### WHAT THE EXERCISE ASKS
Write out the material below again, unchanged.
** START RECORDS TO PROCESS **
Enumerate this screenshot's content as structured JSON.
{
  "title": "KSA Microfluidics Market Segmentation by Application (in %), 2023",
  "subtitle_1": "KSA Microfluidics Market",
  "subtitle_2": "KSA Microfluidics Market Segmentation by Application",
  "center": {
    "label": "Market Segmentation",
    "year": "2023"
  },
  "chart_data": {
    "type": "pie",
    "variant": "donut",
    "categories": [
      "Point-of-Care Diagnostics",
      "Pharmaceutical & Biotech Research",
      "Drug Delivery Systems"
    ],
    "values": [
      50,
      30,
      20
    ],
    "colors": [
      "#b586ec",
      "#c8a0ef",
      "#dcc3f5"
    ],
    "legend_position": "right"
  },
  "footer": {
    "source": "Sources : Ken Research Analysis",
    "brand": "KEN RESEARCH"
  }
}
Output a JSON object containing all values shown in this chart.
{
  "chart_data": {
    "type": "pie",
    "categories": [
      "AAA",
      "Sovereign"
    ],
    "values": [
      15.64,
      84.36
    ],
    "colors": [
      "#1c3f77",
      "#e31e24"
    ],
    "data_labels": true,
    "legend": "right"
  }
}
** END RECORDS TO PROCESS **
### RESPONSE TO THE TASK
Enumerate this screenshot's content as structured JSON.
{
  "title": "KSA Microfluidics Market Segmentation by Application (in %), 2023",
  "subtitle_1": "KSA Microfluidics Market",
  "subtitle_2": "KSA Microfluidics Market Segmentation by Application",
  "center": {
    "label": "Market Segmentation",
    "year": "2023"
  },
  "chart_data": {
    "type": "pie",
    "variant": "donut",
    "categories": [
      "Point-of-Care Diagnostics",
      "Pharmaceutical & Biotech Research",
      "Drug Delivery Systems"
    ],
    "values": [
      50,
      30,
      20
    ],
    "colors": [
      "#b586ec",
      "#c8a0ef",
      "#dcc3f5"
    ],
    "legend_position": "right"
  },
  "footer": {
    "source": "Sources : Ken Research Analysis",
    "brand": "KEN RESEARCH"
  }
}
Output a JSON object containing all values shown in this chart.
{
  "chart_data": {
    "type": "pie",
    "categories": [
      "AAA",
      "Sovereign"
    ],
    "values": [
      15.64,
      84.36
    ],
    "colors": [
      "#1c3f77",
      "#e31e24"
    ],
    "data_labels": true,
    "legend": "right"
  }
}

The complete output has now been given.